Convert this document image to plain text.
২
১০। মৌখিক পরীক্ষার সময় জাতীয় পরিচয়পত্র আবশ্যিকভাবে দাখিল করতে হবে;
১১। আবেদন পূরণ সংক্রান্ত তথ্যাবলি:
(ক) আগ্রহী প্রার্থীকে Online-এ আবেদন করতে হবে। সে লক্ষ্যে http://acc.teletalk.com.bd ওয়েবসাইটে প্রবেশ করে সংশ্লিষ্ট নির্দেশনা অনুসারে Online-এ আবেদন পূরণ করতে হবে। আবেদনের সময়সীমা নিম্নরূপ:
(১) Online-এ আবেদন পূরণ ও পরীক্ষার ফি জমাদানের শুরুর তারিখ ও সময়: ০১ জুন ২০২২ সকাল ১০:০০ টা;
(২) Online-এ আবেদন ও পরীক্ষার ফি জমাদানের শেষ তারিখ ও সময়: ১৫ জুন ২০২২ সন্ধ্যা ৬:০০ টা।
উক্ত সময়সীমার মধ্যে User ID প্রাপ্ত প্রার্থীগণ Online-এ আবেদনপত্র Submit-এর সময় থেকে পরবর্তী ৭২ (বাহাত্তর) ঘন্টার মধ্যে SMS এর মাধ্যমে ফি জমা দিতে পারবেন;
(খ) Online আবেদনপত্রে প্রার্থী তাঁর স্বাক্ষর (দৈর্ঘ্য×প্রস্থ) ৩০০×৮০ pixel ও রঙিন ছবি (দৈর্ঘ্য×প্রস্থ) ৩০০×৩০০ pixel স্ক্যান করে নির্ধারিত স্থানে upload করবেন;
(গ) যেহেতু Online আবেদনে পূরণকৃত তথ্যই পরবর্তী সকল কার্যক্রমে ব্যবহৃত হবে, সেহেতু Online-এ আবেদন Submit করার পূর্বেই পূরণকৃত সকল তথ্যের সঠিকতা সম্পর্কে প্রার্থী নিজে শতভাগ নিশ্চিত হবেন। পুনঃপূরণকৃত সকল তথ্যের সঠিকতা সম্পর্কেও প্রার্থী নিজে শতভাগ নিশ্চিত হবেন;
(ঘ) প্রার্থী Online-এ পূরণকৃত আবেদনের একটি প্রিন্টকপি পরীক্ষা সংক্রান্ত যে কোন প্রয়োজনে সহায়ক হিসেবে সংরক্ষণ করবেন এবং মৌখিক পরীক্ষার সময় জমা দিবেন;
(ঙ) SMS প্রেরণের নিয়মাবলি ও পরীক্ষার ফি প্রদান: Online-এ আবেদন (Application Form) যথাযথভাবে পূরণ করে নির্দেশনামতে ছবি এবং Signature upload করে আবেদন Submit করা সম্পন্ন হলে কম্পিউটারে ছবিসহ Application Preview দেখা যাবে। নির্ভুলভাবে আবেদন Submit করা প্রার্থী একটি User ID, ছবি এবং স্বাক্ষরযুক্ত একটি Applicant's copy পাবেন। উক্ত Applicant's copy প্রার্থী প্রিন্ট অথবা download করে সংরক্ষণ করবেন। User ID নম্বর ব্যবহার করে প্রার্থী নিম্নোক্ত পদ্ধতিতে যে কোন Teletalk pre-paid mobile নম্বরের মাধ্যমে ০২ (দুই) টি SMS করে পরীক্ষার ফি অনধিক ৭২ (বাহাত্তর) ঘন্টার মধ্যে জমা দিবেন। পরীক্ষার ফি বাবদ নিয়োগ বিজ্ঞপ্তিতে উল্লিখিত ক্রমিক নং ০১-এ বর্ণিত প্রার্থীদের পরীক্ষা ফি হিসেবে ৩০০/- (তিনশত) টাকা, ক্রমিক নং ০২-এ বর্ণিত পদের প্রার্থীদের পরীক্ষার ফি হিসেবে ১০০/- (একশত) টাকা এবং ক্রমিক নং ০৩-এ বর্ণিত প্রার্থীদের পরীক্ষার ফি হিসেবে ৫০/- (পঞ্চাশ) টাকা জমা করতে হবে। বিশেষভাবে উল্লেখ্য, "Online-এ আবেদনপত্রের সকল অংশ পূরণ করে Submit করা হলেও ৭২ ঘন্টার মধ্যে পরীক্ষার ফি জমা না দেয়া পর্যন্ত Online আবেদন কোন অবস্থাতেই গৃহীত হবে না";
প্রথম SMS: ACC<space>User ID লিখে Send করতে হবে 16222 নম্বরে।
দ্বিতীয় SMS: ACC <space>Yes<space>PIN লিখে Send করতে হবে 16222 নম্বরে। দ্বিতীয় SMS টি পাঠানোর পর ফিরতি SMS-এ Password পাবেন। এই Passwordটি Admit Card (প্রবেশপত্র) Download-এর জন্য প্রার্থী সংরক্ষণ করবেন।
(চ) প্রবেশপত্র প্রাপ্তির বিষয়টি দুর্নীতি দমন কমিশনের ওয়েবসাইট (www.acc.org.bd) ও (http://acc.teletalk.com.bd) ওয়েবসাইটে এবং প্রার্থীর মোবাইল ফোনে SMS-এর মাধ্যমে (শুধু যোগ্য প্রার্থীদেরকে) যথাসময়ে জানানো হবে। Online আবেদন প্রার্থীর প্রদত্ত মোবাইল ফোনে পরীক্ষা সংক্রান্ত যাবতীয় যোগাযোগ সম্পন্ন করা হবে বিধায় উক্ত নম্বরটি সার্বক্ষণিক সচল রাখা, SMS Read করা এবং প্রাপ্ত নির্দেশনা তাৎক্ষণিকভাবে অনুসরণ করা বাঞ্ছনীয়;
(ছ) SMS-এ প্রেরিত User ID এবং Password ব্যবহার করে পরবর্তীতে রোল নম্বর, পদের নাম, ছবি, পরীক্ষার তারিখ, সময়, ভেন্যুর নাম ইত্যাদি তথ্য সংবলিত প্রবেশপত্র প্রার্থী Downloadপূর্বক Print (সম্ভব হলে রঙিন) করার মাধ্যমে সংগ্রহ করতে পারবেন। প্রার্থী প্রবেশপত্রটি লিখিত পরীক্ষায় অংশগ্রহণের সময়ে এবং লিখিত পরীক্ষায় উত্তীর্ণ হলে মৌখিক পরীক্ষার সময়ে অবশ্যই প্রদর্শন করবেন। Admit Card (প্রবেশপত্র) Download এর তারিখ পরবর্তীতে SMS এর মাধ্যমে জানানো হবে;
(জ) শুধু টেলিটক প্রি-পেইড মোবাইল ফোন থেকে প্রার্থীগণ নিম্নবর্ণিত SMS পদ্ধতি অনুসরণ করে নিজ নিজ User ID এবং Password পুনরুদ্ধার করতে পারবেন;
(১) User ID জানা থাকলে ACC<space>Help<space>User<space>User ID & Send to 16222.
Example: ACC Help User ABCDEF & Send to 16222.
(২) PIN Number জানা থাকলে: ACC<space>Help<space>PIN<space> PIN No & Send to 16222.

===============

JOB
Return all of the entries word for word.

EXERCISE ANSWER
Convert this document image to plain text.
২
১০। মৌখিক পরীক্ষার সময় জাতীয় পরিচয়পত্র আবশ্যিকভাবে দাখিল করতে হবে;
১১। আবেদন পূরণ সংক্রান্ত তথ্যাবলি:
(ক) আগ্রহী প্রার্থীকে Online-এ আবেদন করতে হবে। সে লক্ষ্যে http://acc.teletalk.com.bd ওয়েবসাইটে প্রবেশ করে সংশ্লিষ্ট নির্দেশনা অনুসারে Online-এ আবেদন পূরণ করতে হবে। আবেদনের সময়সীমা নিম্নরূপ:
(১) Online-এ আবেদন পূরণ ও পরীক্ষার ফি জমাদানের শুরুর তারিখ ও সময়: ০১ জুন ২০২২ সকাল ১০:০০ টা;
(২) Online-এ আবেদন ও পরীক্ষার ফি জমাদানের শেষ তারিখ ও সময়: ১৫ জুন ২০২২ সন্ধ্যা ৬:০০ টা।
উক্ত সময়সীমার মধ্যে User ID প্রাপ্ত প্রার্থীগণ Online-এ আবেদনপত্র Submit-এর সময় থেকে পরবর্তী ৭২ (বাহাত্তর) ঘন্টার মধ্যে SMS এর মাধ্যমে ফি জমা দিতে পারবেন;
(খ) Online আবেদনপত্রে প্রার্থী তাঁর স্বাক্ষর (দৈর্ঘ্য×প্রস্থ) ৩০০×৮০ pixel ও রঙিন ছবি (দৈর্ঘ্য×প্রস্থ) ৩০০×৩০০ pixel স্ক্যান করে নির্ধারিত স্থানে upload করবেন;
(গ) যেহেতু Online আবেদনে পূরণকৃত তথ্যই পরবর্তী সকল কার্যক্রমে ব্যবহৃত হবে, সেহেতু Online-এ আবেদন Submit করার পূর্বেই পূরণকৃত সকল তথ্যের সঠিকতা সম্পর্কে প্রার্থী নিজে শতভাগ নিশ্চিত হবেন। পুনঃপূরণকৃত সকল তথ্যের সঠিকতা সম্পর্কেও প্রার্থী নিজে শতভাগ নিশ্চিত হবেন;
(ঘ) প্রার্থী Online-এ পূরণকৃত আবেদনের একটি প্রিন্টকপি পরীক্ষা সংক্রান্ত যে কোন প্রয়োজনে সহায়ক হিসেবে সংরক্ষণ করবেন এবং মৌখিক পরীক্ষার সময় জমা দিবেন;
(ঙ) SMS প্রেরণের নিয়মাবলি ও পরীক্ষার ফি প্রদান: Online-এ আবেদন (Application Form) যথাযথভাবে পূরণ করে নির্দেশনামতে ছবি এবং Signature upload করে আবেদন Submit করা সম্পন্ন হলে কম্পিউটারে ছবিসহ Application Preview দেখা যাবে। নির্ভুলভাবে আবেদন Submit করা প্রার্থী একটি User ID, ছবি এবং স্বাক্ষরযুক্ত একটি Applicant's copy পাবেন। উক্ত Applicant's copy প্রার্থী প্রিন্ট অথবা download করে সংরক্ষণ করবেন। User ID নম্বর ব্যবহার করে প্রার্থী নিম্নোক্ত পদ্ধতিতে যে কোন Teletalk pre-paid mobile নম্বরের মাধ্যমে ০২ (দুই) টি SMS করে পরীক্ষার ফি অনধিক ৭২ (বাহাত্তর) ঘন্টার মধ্যে জমা দিবেন। পরীক্ষার ফি বাবদ নিয়োগ বিজ্ঞপ্তিতে উল্লিখিত ক্রমিক নং ০১-এ বর্ণিত প্রার্থীদের পরীক্ষা ফি হিসেবে ৩০০/- (তিনশত) টাকা, ক্রমিক নং ০২-এ বর্ণিত পদের প্রার্থীদের পরীক্ষার ফি হিসেবে ১০০/- (একশত) টাকা এবং ক্রমিক নং ০৩-এ বর্ণিত প্রার্থীদের পরীক্ষার ফি হিসেবে ৫০/- (পঞ্চাশ) টাকা জমা করতে হবে। বিশেষভাবে উল্লেখ্য, "Online-এ আবেদনপত্রের সকল অংশ পূরণ করে Submit করা হলেও ৭২ ঘন্টার মধ্যে পরীক্ষার ফি জমা না দেয়া পর্যন্ত Online আবেদন কোন অবস্থাতেই গৃহীত হবে না";
প্রথম SMS: ACC<space>User ID লিখে Send করতে হবে 16222 নম্বরে।
দ্বিতীয় SMS: ACC <space>Yes<space>PIN লিখে Send করতে হবে 16222 নম্বরে। দ্বিতীয় SMS টি পাঠানোর পর ফিরতি SMS-এ Password পাবেন। এই Passwordটি Admit Card (প্রবেশপত্র) Download-এর জন্য প্রার্থী সংরক্ষণ করবেন।
(চ) প্রবেশপত্র প্রাপ্তির বিষয়টি দুর্নীতি দমন কমিশনের ওয়েবসাইট (www.acc.org.bd) ও (http://acc.teletalk.com.bd) ওয়েবসাইটে এবং প্রার্থীর মোবাইল ফোনে SMS-এর মাধ্যমে (শুধু যোগ্য প্রার্থীদেরকে) যথাসময়ে জানানো হবে। Online আবেদন প্রার্থীর প্রদত্ত মোবাইল ফোনে পরীক্ষা সংক্রান্ত যাবতীয় যোগাযোগ সম্পন্ন করা হবে বিধায় উক্ত নম্বরটি সার্বক্ষণিক সচল রাখা, SMS Read করা এবং প্রাপ্ত নির্দেশনা তাৎক্ষণিকভাবে অনুসরণ করা বাঞ্ছনীয়;
(ছ) SMS-এ প্রেরিত User ID এবং Password ব্যবহার করে পরবর্তীতে রোল নম্বর, পদের নাম, ছবি, পরীক্ষার তারিখ, সময়, ভেন্যুর নাম ইত্যাদি তথ্য সংবলিত প্রবেশপত্র প্রার্থী Downloadপূর্বক Print (সম্ভব হলে রঙিন) করার মাধ্যমে সংগ্রহ করতে পারবেন। প্রার্থী প্রবেশপত্রটি লিখিত পরীক্ষায় অংশগ্রহণের সময়ে এবং লিখিত পরীক্ষায় উত্তীর্ণ হলে মৌখিক পরীক্ষার সময়ে অবশ্যই প্রদর্শন করবেন। Admit Card (প্রবেশপত্র) Download এর তারিখ পরবর্তীতে SMS এর মাধ্যমে জানানো হবে;
(জ) শুধু টেলিটক প্রি-পেইড মোবাইল ফোন থেকে প্রার্থীগণ নিম্নবর্ণিত SMS পদ্ধতি অনুসরণ করে নিজ নিজ User ID এবং Password পুনরুদ্ধার করতে পারবেন;
(১) User ID জানা থাকলে ACC<space>Help<space>User<space>User ID & Send to 16222.
Example: ACC Help User ABCDEF & Send to 16222.
(২) PIN Number জানা থাকলে: ACC<space>Help<space>PIN<space> PIN No & Send to 16222.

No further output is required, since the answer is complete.